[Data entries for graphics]
▬▬▬▬▬▬▬▬▬▬

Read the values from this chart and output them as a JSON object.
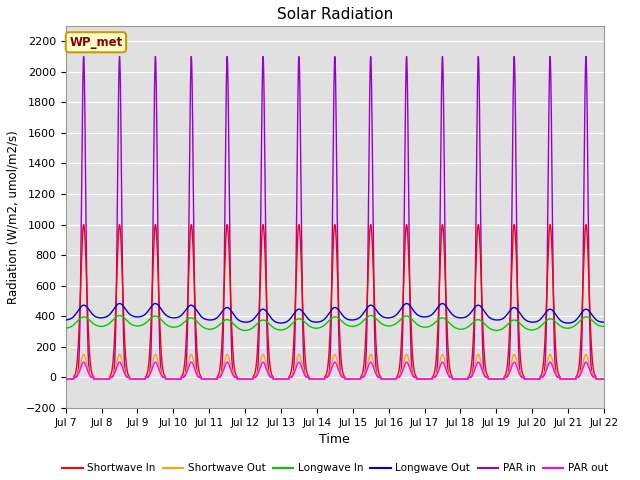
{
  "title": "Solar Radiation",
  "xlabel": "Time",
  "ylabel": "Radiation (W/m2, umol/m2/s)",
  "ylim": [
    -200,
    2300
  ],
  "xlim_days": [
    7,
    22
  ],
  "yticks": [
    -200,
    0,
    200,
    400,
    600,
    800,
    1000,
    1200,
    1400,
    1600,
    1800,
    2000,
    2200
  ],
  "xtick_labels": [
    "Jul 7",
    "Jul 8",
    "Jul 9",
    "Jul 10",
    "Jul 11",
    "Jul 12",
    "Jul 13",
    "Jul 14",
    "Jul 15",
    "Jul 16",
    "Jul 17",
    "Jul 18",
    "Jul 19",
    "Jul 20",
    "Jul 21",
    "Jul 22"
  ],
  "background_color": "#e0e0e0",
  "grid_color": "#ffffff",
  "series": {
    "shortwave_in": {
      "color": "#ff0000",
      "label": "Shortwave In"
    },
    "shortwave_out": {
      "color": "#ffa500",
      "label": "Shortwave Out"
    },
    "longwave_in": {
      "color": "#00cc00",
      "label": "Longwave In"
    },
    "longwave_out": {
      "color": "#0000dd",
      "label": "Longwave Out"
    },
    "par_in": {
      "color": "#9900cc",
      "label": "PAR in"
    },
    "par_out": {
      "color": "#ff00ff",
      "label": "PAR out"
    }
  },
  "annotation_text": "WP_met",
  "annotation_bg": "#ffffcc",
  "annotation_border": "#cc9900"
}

▬▬▬▬▬▬▬▬▬▬

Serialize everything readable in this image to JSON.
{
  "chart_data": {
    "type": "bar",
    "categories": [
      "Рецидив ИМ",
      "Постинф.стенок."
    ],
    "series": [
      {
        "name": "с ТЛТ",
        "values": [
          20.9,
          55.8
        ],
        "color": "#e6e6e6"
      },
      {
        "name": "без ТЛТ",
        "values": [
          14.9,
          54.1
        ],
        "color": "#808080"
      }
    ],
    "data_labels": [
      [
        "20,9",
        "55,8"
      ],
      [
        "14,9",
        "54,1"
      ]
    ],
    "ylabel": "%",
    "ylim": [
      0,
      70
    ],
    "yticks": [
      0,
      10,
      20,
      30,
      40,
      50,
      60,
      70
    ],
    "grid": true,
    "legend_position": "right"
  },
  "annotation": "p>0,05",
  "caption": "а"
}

▬▬▬▬▬▬▬▬▬▬

▶ **GIVEN TASK**
Find the lines that include the string "ylabel", then copy each of them.

▶ **EXERCISE RESULT**
  "ylabel": "Radiation (W/m2, umol/m2/s)",
    "ylabel": "%",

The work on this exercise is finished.